[Saved entries]
*****

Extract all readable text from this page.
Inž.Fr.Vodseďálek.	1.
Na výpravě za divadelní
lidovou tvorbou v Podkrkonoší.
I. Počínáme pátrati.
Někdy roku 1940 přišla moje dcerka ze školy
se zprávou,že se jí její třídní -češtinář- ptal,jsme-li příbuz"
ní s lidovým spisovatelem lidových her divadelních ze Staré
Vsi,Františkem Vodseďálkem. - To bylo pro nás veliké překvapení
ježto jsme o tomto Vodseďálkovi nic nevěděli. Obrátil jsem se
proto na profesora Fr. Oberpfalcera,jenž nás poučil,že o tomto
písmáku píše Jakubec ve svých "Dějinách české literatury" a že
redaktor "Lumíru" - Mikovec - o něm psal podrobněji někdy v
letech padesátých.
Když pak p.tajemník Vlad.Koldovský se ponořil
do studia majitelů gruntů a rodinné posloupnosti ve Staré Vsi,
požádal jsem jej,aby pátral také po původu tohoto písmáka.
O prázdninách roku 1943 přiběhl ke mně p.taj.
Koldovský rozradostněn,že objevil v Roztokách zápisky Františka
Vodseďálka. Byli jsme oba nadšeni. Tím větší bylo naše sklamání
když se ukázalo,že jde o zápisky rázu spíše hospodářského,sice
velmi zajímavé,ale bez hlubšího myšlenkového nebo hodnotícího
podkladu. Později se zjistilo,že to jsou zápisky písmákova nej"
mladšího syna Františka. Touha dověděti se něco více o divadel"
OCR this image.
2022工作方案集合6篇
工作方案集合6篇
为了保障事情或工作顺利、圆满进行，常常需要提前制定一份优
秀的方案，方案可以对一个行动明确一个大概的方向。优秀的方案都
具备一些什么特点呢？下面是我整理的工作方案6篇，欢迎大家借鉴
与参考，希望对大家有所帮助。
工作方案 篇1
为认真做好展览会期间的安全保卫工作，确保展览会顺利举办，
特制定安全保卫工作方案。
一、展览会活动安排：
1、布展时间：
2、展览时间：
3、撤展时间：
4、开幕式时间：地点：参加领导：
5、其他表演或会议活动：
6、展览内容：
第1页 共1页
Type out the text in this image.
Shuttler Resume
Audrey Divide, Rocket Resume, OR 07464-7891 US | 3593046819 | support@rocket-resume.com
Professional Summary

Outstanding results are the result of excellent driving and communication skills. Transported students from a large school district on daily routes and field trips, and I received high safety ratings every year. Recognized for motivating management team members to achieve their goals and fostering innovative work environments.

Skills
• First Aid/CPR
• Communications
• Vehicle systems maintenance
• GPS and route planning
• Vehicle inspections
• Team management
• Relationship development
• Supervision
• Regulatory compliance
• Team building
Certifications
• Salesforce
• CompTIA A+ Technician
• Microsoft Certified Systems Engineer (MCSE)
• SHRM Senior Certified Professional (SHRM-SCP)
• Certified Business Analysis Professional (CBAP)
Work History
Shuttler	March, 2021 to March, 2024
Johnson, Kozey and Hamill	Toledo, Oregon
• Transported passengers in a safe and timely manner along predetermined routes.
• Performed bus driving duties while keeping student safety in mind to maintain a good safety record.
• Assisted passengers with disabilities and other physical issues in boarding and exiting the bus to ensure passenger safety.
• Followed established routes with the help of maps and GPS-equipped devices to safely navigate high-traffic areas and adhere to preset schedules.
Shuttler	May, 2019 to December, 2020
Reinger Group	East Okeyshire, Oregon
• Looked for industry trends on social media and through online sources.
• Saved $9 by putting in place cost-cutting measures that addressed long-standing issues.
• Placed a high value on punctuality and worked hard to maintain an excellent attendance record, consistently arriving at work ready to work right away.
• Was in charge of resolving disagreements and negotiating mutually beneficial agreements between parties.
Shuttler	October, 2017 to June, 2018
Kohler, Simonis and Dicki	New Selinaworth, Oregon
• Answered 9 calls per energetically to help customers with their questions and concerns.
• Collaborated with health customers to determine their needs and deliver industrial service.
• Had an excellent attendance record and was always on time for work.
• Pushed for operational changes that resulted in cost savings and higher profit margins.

*****

Given instruction »
Write out the full listing exactly as given.

Result »
Extract all readable text from this page.
Inž.Fr.Vodseďálek.	1.
Na výpravě za divadelní
lidovou tvorbou v Podkrkonoší.
I. Počínáme pátrati.
Někdy roku 1940 přišla moje dcerka ze školy
se zprávou,že se jí její třídní -češtinář- ptal,jsme-li příbuz"
ní s lidovým spisovatelem lidových her divadelních ze Staré
Vsi,Františkem Vodseďálkem. - To bylo pro nás veliké překvapení
ježto jsme o tomto Vodseďálkovi nic nevěděli. Obrátil jsem se
proto na profesora Fr. Oberpfalcera,jenž nás poučil,že o tomto
písmáku píše Jakubec ve svých "Dějinách české literatury" a že
redaktor "Lumíru" - Mikovec - o něm psal podrobněji někdy v
letech padesátých.
Když pak p.tajemník Vlad.Koldovský se ponořil
do studia majitelů gruntů a rodinné posloupnosti ve Staré Vsi,
požádal jsem jej,aby pátral také po původu tohoto písmáka.
O prázdninách roku 1943 přiběhl ke mně p.taj.
Koldovský rozradostněn,že objevil v Roztokách zápisky Františka
Vodseďálka. Byli jsme oba nadšeni. Tím větší bylo naše sklamání
když se ukázalo,že jde o zápisky rázu spíše hospodářského,sice
velmi zajímavé,ale bez hlubšího myšlenkového nebo hodnotícího
podkladu. Později se zjistilo,že to jsou zápisky písmákova nej"
mladšího syna Františka. Touha dověděti se něco více o divadel"
OCR this image.
2022工作方案集合6篇
工作方案集合6篇
为了保障事情或工作顺利、圆满进行，常常需要提前制定一份优
秀的方案，方案可以对一个行动明确一个大概的方向。优秀的方案都
具备一些什么特点呢？下面是我整理的工作方案6篇，欢迎大家借鉴
与参考，希望对大家有所帮助。
工作方案 篇1
为认真做好展览会期间的安全保卫工作，确保展览会顺利举办，
特制定安全保卫工作方案。
一、展览会活动安排：
1、布展时间：
2、展览时间：
3、撤展时间：
4、开幕式时间：地点：参加领导：
5、其他表演或会议活动：
6、展览内容：
第1页 共1页
Type out the text in this image.
Shuttler Resume
Audrey Divide, Rocket Resume, OR 07464-7891 US | 3593046819 | support@rocket-resume.com
Professional Summary

Outstanding results are the result of excellent driving and communication skills. Transported students from a large school district on daily routes and field trips, and I received high safety ratings every year. Recognized for motivating management team members to achieve their goals and fostering innovative work environments.

Skills
• First Aid/CPR
• Communications
• Vehicle systems maintenance
• GPS and route planning
• Vehicle inspections
• Team management
• Relationship development
• Supervision
• Regulatory compliance
• Team building
Certifications
• Salesforce
• CompTIA A+ Technician
• Microsoft Certified Systems Engineer (MCSE)
• SHRM Senior Certified Professional (SHRM-SCP)
• Certified Business Analysis Professional (CBAP)
Work History
Shuttler	March, 2021 to March, 2024
Johnson, Kozey and Hamill	Toledo, Oregon
• Transported passengers in a safe and timely manner along predetermined routes.
• Performed bus driving duties while keeping student safety in mind to maintain a good safety record.
• Assisted passengers with disabilities and other physical issues in boarding and exiting the bus to ensure passenger safety.
• Followed established routes with the help of maps and GPS-equipped devices to safely navigate high-traffic areas and adhere to preset schedules.
Shuttler	May, 2019 to December, 2020
Reinger Group	East Okeyshire, Oregon
• Looked for industry trends on social media and through online sources.
• Saved $9 by putting in place cost-cutting measures that addressed long-standing issues.
• Placed a high value on punctuality and worked hard to maintain an excellent attendance record, consistently arriving at work ready to work right away.
• Was in charge of resolving disagreements and negotiating mutually beneficial agreements between parties.
Shuttler	October, 2017 to June, 2018
Kohler, Simonis and Dicki	New Selinaworth, Oregon
• Answered 9 calls per energetically to help customers with their questions and concerns.
• Collaborated with health customers to determine their needs and deliver industrial service.
• Had an excellent attendance record and was always on time for work.
• Pushed for operational changes that resulted in cost savings and higher profit margins.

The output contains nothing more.